====== Document segment ======
Bitcoin Scalability Solution in Peril as Lightning Network Capacity Declines by 4%
Lightning Network capacity has reportedly reduced by 4% in the last month. This is a major decline considering the network had a capacity for Bitcoins worth millions of dollars.
At press time, the capacity is only up to 1020 BTC while the number of channels is at 36,578 at a loss of over 5%. More disturbing is the fact that the number of new nodes has dropped by 15% in the last 24 hours.
This could imply a decreasing interest in the network which was designed for off-chain transactions in order to reduce the traffic of on-chain Bitcoin transactions. However, the number of new channels is up 27.22% in the last 24 hours while number of nodes and number of new nodes are up 4.36% and 1.25% respectively.
A decrease in the network capacity of the Lightning Network could have a huge negative impact on transaction speed especially now that a bull market is in view and transactions become very rampant. Already, the Bitcoin network transaction fees are skyrocketing due to several unconfirmed on-chain transactions.
LongHash reported that this is the first time ever that bitcoin transaction has gone over $4 since Q4 of 2017. While this may suggest a bull market, it has devastating effects on users which the Lightning Network was meant to solve.
Bitcoin fees are now over $4 per tx for the first time since February 2018
— LongHash (@longhashdata) May 17, 2019
The Lightning Network idea was not very popular at first but an exercise known as the lightning torch helped to publicize it greatly.
The exercise required that voluntary participants paid a certain amount to receive the torch from someone else who has used the Network for transaction. Key industry personalities such as Binance CEO CZ, Tron’s Justin Sun and several others took part and it was a huge success. Now that the capacity is declining, it will seem the work was in vain.
======
Using the information:
- a) Answer these questions about the Lightning Network article:
(i) What is the network's capacity at press time?
(ii) By what percentage has the number of new channels risen in the last 24 hours?
(iii) What exercise helped publicize the Lightning Network?
- b) Which percentage figures appear in the Lightning Network article? List each distinct one once.
- c) In the Lightning Network article, copy everything from "A decrease in" down to "meant to solve.", substituting "price rally" for each "bull market".
====== Source material ======
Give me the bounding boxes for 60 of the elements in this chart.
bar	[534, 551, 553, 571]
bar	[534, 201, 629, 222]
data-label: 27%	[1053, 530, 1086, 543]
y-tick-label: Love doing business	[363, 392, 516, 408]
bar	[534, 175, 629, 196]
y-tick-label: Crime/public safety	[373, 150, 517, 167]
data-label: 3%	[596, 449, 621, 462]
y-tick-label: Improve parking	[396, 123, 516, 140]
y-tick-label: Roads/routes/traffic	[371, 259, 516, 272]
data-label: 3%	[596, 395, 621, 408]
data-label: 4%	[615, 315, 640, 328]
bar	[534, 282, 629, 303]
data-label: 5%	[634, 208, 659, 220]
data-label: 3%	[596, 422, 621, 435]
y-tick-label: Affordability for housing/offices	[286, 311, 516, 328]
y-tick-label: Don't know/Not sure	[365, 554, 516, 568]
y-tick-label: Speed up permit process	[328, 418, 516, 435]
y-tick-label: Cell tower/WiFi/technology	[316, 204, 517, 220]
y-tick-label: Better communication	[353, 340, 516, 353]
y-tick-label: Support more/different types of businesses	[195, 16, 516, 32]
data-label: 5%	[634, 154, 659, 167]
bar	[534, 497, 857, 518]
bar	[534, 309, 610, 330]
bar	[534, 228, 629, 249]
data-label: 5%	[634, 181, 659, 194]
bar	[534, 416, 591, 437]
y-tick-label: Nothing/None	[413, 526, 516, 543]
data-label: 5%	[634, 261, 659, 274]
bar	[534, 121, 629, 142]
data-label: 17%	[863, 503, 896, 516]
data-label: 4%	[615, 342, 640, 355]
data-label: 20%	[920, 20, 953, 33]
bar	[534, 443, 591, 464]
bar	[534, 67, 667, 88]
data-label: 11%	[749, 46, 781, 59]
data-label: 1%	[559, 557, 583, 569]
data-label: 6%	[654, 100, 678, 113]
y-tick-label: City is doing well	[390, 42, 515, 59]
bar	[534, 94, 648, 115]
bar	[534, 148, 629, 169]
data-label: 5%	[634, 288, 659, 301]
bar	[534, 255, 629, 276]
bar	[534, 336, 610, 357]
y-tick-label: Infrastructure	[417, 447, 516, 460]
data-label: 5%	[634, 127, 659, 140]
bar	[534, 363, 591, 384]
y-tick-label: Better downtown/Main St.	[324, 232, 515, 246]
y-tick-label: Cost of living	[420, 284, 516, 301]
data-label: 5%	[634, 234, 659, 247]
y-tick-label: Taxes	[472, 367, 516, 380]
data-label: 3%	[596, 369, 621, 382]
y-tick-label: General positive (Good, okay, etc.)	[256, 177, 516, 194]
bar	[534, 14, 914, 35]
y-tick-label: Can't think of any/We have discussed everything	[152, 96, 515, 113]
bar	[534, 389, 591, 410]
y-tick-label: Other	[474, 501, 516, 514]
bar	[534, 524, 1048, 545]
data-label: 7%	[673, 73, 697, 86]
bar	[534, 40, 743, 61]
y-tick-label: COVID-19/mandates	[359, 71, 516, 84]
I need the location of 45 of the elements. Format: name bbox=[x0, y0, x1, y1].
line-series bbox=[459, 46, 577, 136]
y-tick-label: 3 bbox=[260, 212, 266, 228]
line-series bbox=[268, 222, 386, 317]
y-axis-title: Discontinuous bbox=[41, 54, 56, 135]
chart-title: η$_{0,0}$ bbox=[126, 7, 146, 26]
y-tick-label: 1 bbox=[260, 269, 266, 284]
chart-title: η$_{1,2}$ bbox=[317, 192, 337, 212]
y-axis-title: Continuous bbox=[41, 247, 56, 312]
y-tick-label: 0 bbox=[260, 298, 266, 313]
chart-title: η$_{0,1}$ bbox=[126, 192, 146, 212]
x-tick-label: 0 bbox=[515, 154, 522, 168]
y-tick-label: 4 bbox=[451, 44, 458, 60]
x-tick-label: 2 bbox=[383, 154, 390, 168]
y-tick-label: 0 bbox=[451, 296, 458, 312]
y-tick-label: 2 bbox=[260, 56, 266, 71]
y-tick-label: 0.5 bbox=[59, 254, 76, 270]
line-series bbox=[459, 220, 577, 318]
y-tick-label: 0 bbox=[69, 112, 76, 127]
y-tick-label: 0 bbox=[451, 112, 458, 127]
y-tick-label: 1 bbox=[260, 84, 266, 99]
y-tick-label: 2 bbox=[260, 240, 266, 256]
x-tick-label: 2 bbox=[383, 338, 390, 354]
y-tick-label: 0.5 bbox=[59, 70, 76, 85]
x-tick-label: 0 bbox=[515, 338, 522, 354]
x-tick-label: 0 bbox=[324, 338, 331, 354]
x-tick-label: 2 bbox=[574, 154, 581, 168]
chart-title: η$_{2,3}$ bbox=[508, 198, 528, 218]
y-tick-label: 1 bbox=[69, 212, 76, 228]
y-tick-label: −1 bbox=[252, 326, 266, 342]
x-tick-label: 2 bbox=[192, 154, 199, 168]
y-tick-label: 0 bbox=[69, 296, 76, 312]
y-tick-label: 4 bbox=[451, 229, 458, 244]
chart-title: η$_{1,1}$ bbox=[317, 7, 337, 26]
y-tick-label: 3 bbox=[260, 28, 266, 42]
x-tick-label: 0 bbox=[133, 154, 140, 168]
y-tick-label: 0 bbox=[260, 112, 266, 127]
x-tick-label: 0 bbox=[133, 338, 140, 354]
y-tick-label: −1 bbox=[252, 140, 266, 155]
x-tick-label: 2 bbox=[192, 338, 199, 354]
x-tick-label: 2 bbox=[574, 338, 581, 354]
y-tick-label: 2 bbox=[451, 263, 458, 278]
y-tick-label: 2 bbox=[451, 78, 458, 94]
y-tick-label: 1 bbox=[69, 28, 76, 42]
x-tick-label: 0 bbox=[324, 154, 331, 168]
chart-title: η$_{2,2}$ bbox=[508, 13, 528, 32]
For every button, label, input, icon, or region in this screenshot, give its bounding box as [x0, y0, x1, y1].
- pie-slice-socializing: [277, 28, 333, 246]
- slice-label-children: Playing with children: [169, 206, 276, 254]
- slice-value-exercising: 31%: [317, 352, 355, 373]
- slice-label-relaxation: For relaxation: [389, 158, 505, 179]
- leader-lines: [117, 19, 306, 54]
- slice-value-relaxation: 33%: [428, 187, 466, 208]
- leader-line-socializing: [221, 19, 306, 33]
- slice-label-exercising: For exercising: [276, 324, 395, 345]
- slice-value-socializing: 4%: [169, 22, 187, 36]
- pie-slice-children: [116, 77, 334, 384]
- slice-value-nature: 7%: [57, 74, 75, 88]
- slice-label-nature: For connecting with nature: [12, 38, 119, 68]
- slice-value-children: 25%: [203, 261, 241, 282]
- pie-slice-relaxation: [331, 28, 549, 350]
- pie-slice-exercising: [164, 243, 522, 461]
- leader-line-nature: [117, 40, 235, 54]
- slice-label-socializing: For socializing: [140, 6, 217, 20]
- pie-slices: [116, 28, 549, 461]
======
Task responses:
- a)
(i) 1020 BTC
(ii) 27.22%
(iii) The lightning torch

- b) 4%, over 5%, 15%, 27.22%, 4.36%, 1.25%

- c)
A decrease in the network capacity of the Lightning Network could have a huge negative impact on transaction speed especially now that a price rally is in view and transactions become very rampant. Already, the Bitcoin network transaction fees are skyrocketing due to several unconfirmed on-chain transactions.
LongHash reported that this is the first time ever that bitcoin transaction has gone over $4 since Q4 of 2017. While this may suggest a price rally, it has devastating effects on users which the Lightning Network was meant to solve.